» Brief: Reproduce the data exactly and drop any pictures it holds.

» Provided material:
* * * * * * * * *
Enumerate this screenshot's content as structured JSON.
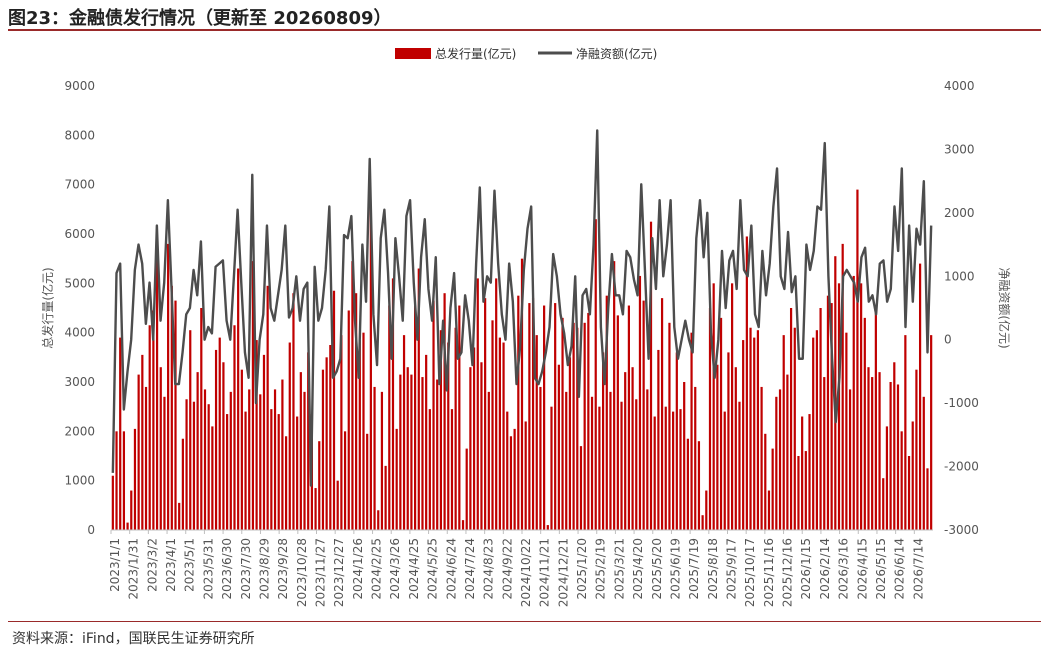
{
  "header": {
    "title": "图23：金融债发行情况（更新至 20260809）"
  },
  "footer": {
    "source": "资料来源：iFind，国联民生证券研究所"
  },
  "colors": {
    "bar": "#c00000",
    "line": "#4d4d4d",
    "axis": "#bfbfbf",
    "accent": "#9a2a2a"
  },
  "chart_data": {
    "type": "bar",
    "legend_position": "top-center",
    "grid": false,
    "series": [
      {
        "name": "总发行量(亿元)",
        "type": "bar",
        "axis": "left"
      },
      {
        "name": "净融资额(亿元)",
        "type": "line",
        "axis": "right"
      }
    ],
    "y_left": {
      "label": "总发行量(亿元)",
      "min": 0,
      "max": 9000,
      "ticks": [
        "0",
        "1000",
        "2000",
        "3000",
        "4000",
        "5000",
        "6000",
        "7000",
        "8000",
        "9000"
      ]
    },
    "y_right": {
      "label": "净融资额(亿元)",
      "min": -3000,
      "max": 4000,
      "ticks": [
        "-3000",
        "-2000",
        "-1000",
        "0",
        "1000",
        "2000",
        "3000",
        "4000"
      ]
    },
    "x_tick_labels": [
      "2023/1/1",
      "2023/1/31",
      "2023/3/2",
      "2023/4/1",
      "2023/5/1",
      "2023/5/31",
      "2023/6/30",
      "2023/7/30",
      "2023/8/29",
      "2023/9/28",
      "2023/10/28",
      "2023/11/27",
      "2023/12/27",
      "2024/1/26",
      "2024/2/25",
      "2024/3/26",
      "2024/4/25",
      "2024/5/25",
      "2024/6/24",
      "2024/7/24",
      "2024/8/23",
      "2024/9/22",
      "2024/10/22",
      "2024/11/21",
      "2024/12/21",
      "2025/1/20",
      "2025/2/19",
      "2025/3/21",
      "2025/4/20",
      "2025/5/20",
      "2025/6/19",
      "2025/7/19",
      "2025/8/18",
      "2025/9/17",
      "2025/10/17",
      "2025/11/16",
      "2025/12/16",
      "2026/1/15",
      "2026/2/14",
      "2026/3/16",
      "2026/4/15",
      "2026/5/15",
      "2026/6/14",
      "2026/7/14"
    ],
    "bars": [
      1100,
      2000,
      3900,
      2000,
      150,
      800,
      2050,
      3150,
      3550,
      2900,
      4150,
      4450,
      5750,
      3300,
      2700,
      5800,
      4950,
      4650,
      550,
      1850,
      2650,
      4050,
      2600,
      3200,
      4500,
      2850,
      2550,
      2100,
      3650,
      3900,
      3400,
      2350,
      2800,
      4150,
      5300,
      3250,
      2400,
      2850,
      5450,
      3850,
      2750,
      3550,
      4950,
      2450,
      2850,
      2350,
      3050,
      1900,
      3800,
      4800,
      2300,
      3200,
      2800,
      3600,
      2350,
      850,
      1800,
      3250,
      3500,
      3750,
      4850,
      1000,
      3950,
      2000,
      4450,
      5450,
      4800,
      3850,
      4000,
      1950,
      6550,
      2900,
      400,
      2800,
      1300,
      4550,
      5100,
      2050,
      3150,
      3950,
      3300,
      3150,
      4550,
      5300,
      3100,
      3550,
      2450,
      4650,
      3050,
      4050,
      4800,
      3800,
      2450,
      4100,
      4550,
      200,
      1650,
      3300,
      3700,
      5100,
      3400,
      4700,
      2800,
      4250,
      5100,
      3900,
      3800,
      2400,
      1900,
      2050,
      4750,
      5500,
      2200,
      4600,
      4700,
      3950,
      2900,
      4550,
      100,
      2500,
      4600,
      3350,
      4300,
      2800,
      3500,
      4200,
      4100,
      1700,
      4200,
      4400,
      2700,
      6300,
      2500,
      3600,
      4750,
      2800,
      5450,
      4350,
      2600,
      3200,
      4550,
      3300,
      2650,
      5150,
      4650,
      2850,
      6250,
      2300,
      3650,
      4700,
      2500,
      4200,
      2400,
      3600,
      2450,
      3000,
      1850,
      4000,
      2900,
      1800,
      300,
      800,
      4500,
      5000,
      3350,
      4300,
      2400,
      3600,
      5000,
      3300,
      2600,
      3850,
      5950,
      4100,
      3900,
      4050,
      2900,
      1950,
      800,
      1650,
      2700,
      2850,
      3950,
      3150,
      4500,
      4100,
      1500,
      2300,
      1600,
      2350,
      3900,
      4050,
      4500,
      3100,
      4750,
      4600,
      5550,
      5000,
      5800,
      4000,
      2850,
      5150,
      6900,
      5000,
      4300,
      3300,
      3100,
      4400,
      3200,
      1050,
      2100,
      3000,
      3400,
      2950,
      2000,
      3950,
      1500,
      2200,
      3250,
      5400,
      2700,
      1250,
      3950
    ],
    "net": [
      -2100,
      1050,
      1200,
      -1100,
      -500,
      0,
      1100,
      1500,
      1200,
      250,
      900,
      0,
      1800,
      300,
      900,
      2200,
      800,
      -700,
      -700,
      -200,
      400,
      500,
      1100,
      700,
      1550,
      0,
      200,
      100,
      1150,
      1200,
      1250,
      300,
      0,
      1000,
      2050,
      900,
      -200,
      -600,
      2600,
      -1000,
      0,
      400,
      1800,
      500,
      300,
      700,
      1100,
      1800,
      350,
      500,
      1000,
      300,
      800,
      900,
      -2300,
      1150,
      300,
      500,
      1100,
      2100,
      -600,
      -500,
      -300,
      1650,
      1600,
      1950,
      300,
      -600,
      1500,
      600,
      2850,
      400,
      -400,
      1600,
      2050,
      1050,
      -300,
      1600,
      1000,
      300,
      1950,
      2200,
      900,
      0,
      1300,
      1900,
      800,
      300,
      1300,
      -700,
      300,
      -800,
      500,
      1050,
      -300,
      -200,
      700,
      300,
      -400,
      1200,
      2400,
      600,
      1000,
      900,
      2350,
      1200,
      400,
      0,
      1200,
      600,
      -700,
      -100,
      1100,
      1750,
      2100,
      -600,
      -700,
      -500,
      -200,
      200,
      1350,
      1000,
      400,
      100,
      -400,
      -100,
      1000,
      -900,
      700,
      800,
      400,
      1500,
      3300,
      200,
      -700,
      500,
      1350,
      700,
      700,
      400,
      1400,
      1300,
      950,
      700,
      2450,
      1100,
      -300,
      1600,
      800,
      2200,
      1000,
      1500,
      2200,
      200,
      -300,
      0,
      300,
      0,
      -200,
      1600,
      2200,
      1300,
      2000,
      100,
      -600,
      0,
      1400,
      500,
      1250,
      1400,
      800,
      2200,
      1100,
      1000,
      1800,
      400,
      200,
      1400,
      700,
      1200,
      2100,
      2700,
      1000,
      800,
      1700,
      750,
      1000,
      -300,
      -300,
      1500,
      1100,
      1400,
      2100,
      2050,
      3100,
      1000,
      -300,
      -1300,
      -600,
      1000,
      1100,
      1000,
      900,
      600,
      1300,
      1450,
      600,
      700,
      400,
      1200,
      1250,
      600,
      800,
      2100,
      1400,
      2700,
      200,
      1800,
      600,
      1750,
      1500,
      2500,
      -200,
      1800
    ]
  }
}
* * * * * * * * *
» Exercise output:
Enumerate this screenshot's content as structured JSON.
{
  "header": {
    "title": "图23：金融债发行情况（更新至 20260809）"
  },
  "footer": {
    "source": "资料来源：iFind，国联民生证券研究所"
  },
  "colors": {
    "bar": "#c00000",
    "line": "#4d4d4d",
    "axis": "#bfbfbf",
    "accent": "#9a2a2a"
  },
  "chart_data": {
    "type": "bar",
    "legend_position": "top-center",
    "grid": false,
    "series": [
      {
        "name": "总发行量(亿元)",
        "type": "bar",
        "axis": "left"
      },
      {
        "name": "净融资额(亿元)",
        "type": "line",
        "axis": "right"
      }
    ],
    "y_left": {
      "label": "总发行量(亿元)",
      "min": 0,
      "max": 9000,
      "ticks": [
        "0",
        "1000",
        "2000",
        "3000",
        "4000",
        "5000",
        "6000",
        "7000",
        "8000",
        "9000"
      ]
    },
    "y_right": {
      "label": "净融资额(亿元)",
      "min": -3000,
      "max": 4000,
      "ticks": [
        "-3000",
        "-2000",
        "-1000",
        "0",
        "1000",
        "2000",
        "3000",
        "4000"
      ]
    },
    "x_tick_labels": [
      "2023/1/1",
      "2023/1/31",
      "2023/3/2",
      "2023/4/1",
      "2023/5/1",
      "2023/5/31",
      "2023/6/30",
      "2023/7/30",
      "2023/8/29",
      "2023/9/28",
      "2023/10/28",
      "2023/11/27",
      "2023/12/27",
      "2024/1/26",
      "2024/2/25",
      "2024/3/26",
      "2024/4/25",
      "2024/5/25",
      "2024/6/24",
      "2024/7/24",
      "2024/8/23",
      "2024/9/22",
      "2024/10/22",
      "2024/11/21",
      "2024/12/21",
      "2025/1/20",
      "2025/2/19",
      "2025/3/21",
      "2025/4/20",
      "2025/5/20",
      "2025/6/19",
      "2025/7/19",
      "2025/8/18",
      "2025/9/17",
      "2025/10/17",
      "2025/11/16",
      "2025/12/16",
      "2026/1/15",
      "2026/2/14",
      "2026/3/16",
      "2026/4/15",
      "2026/5/15",
      "2026/6/14",
      "2026/7/14"
    ],
    "bars": [
      1100,
      2000,
      3900,
      2000,
      150,
      800,
      2050,
      3150,
      3550,
      2900,
      4150,
      4450,
      5750,
      3300,
      2700,
      5800,
      4950,
      4650,
      550,
      1850,
      2650,
      4050,
      2600,
      3200,
      4500,
      2850,
      2550,
      2100,
      3650,
      3900,
      3400,
      2350,
      2800,
      4150,
      5300,
      3250,
      2400,
      2850,
      5450,
      3850,
      2750,
      3550,
      4950,
      2450,
      2850,
      2350,
      3050,
      1900,
      3800,
      4800,
      2300,
      3200,
      2800,
      3600,
      2350,
      850,
      1800,
      3250,
      3500,
      3750,
      4850,
      1000,
      3950,
      2000,
      4450,
      5450,
      4800,
      3850,
      4000,
      1950,
      6550,
      2900,
      400,
      2800,
      1300,
      4550,
      5100,
      2050,
      3150,
      3950,
      3300,
      3150,
      4550,
      5300,
      3100,
      3550,
      2450,
      4650,
      3050,
      4050,
      4800,
      3800,
      2450,
      4100,
      4550,
      200,
      1650,
      3300,
      3700,
      5100,
      3400,
      4700,
      2800,
      4250,
      5100,
      3900,
      3800,
      2400,
      1900,
      2050,
      4750,
      5500,
      2200,
      4600,
      4700,
      3950,
      2900,
      4550,
      100,
      2500,
      4600,
      3350,
      4300,
      2800,
      3500,
      4200,
      4100,
      1700,
      4200,
      4400,
      2700,
      6300,
      2500,
      3600,
      4750,
      2800,
      5450,
      4350,
      2600,
      3200,
      4550,
      3300,
      2650,
      5150,
      4650,
      2850,
      6250,
      2300,
      3650,
      4700,
      2500,
      4200,
      2400,
      3600,
      2450,
      3000,
      1850,
      4000,
      2900,
      1800,
      300,
      800,
      4500,
      5000,
      3350,
      4300,
      2400,
      3600,
      5000,
      3300,
      2600,
      3850,
      5950,
      4100,
      3900,
      4050,
      2900,
      1950,
      800,
      1650,
      2700,
      2850,
      3950,
      3150,
      4500,
      4100,
      1500,
      2300,
      1600,
      2350,
      3900,
      4050,
      4500,
      3100,
      4750,
      4600,
      5550,
      5000,
      5800,
      4000,
      2850,
      5150,
      6900,
      5000,
      4300,
      3300,
      3100,
      4400,
      3200,
      1050,
      2100,
      3000,
      3400,
      2950,
      2000,
      3950,
      1500,
      2200,
      3250,
      5400,
      2700,
      1250,
      3950
    ],
    "net": [
      -2100,
      1050,
      1200,
      -1100,
      -500,
      0,
      1100,
      1500,
      1200,
      250,
      900,
      0,
      1800,
      300,
      900,
      2200,
      800,
      -700,
      -700,
      -200,
      400,
      500,
      1100,
      700,
      1550,
      0,
      200,
      100,
      1150,
      1200,
      1250,
      300,
      0,
      1000,
      2050,
      900,
      -200,
      -600,
      2600,
      -1000,
      0,
      400,
      1800,
      500,
      300,
      700,
      1100,
      1800,
      350,
      500,
      1000,
      300,
      800,
      900,
      -2300,
      1150,
      300,
      500,
      1100,
      2100,
      -600,
      -500,
      -300,
      1650,
      1600,
      1950,
      300,
      -600,
      1500,
      600,
      2850,
      400,
      -400,
      1600,
      2050,
      1050,
      -300,
      1600,
      1000,
      300,
      1950,
      2200,
      900,
      0,
      1300,
      1900,
      800,
      300,
      1300,
      -700,
      300,
      -800,
      500,
      1050,
      -300,
      -200,
      700,
      300,
      -400,
      1200,
      2400,
      600,
      1000,
      900,
      2350,
      1200,
      400,
      0,
      1200,
      600,
      -700,
      -100,
      1100,
      1750,
      2100,
      -600,
      -700,
      -500,
      -200,
      200,
      1350,
      1000,
      400,
      100,
      -400,
      -100,
      1000,
      -900,
      700,
      800,
      400,
      1500,
      3300,
      200,
      -700,
      500,
      1350,
      700,
      700,
      400,
      1400,
      1300,
      950,
      700,
      2450,
      1100,
      -300,
      1600,
      800,
      2200,
      1000,
      1500,
      2200,
      200,
      -300,
      0,
      300,
      0,
      -200,
      1600,
      2200,
      1300,
      2000,
      100,
      -600,
      0,
      1400,
      500,
      1250,
      1400,
      800,
      2200,
      1100,
      1000,
      1800,
      400,
      200,
      1400,
      700,
      1200,
      2100,
      2700,
      1000,
      800,
      1700,
      750,
      1000,
      -300,
      -300,
      1500,
      1100,
      1400,
      2100,
      2050,
      3100,
      1000,
      -300,
      -1300,
      -600,
      1000,
      1100,
      1000,
      900,
      600,
      1300,
      1450,
      600,
      700,
      400,
      1200,
      1250,
      600,
      800,
      2100,
      1400,
      2700,
      200,
      1800,
      600,
      1750,
      1500,
      2500,
      -200,
      1800
    ]
  }
}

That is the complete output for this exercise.